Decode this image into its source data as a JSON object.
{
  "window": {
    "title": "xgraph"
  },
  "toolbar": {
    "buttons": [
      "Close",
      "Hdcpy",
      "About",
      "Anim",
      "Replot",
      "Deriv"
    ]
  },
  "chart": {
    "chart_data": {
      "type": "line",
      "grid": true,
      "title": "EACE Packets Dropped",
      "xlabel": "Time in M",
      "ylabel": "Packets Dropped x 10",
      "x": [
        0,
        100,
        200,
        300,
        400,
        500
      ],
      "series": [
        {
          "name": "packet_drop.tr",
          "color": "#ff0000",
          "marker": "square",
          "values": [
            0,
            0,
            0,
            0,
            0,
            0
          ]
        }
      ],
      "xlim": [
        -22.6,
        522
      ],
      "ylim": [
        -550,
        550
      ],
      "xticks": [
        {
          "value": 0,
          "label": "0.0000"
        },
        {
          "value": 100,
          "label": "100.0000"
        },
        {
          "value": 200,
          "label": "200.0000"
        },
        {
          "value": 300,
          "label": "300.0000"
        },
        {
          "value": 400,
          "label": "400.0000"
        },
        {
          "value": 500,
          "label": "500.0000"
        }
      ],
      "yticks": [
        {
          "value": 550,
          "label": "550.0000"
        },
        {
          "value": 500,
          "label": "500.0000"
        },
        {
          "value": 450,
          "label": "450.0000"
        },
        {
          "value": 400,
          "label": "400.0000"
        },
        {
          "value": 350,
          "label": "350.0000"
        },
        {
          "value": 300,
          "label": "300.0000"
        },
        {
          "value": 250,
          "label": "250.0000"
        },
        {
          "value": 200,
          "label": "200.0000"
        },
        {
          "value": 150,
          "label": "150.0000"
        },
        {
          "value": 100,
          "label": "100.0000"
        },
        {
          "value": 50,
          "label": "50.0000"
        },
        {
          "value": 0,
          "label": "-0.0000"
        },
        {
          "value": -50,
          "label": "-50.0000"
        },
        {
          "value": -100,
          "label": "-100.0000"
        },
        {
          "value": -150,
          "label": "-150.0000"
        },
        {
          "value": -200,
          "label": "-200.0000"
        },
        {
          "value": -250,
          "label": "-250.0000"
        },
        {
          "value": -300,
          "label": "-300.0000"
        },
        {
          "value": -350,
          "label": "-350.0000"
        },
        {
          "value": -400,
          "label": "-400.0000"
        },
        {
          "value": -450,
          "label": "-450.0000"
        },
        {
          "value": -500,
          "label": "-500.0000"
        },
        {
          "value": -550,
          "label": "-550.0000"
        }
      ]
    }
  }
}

> Stated problem: Go over the entries above and say how many lines hold the string "Dropped", with no other text.

> Solution: 2